* _Given task_: Transcribe the records that follow. Keep every word exactly, and drop the pictures.

* _Supplied data_:
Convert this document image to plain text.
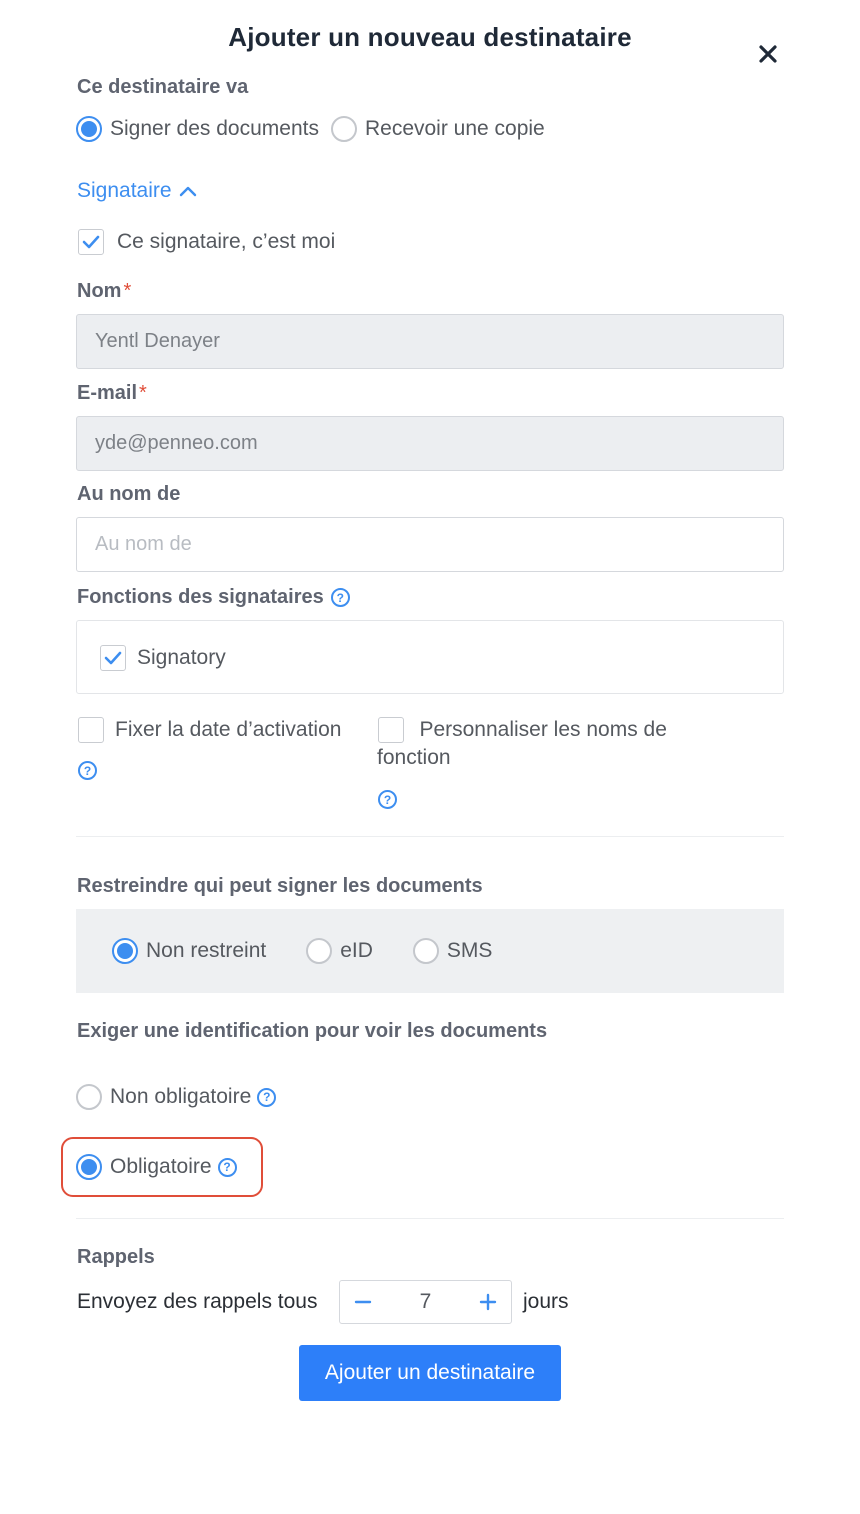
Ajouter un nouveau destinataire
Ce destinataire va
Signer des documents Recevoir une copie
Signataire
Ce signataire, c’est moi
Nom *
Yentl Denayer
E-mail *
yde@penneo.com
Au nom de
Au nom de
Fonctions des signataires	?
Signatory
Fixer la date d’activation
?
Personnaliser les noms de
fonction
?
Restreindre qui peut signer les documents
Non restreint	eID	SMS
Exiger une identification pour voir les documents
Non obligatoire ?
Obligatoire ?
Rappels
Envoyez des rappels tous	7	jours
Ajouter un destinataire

* _Written answer_:
Convert this document image to plain text.
Ajouter un nouveau destinataire
Ce destinataire va
Signer des documents Recevoir une copie
Signataire
Ce signataire, c’est moi
Nom *
Yentl Denayer
E-mail *
yde@penneo.com
Au nom de
Au nom de
Fonctions des signataires	?
Signatory
Fixer la date d’activation
?
Personnaliser les noms de
fonction
?
Restreindre qui peut signer les documents
Non restreint	eID	SMS
Exiger une identification pour voir les documents
Non obligatoire ?
Obligatoire ?
Rappels
Envoyez des rappels tous	7	jours
Ajouter un destinataire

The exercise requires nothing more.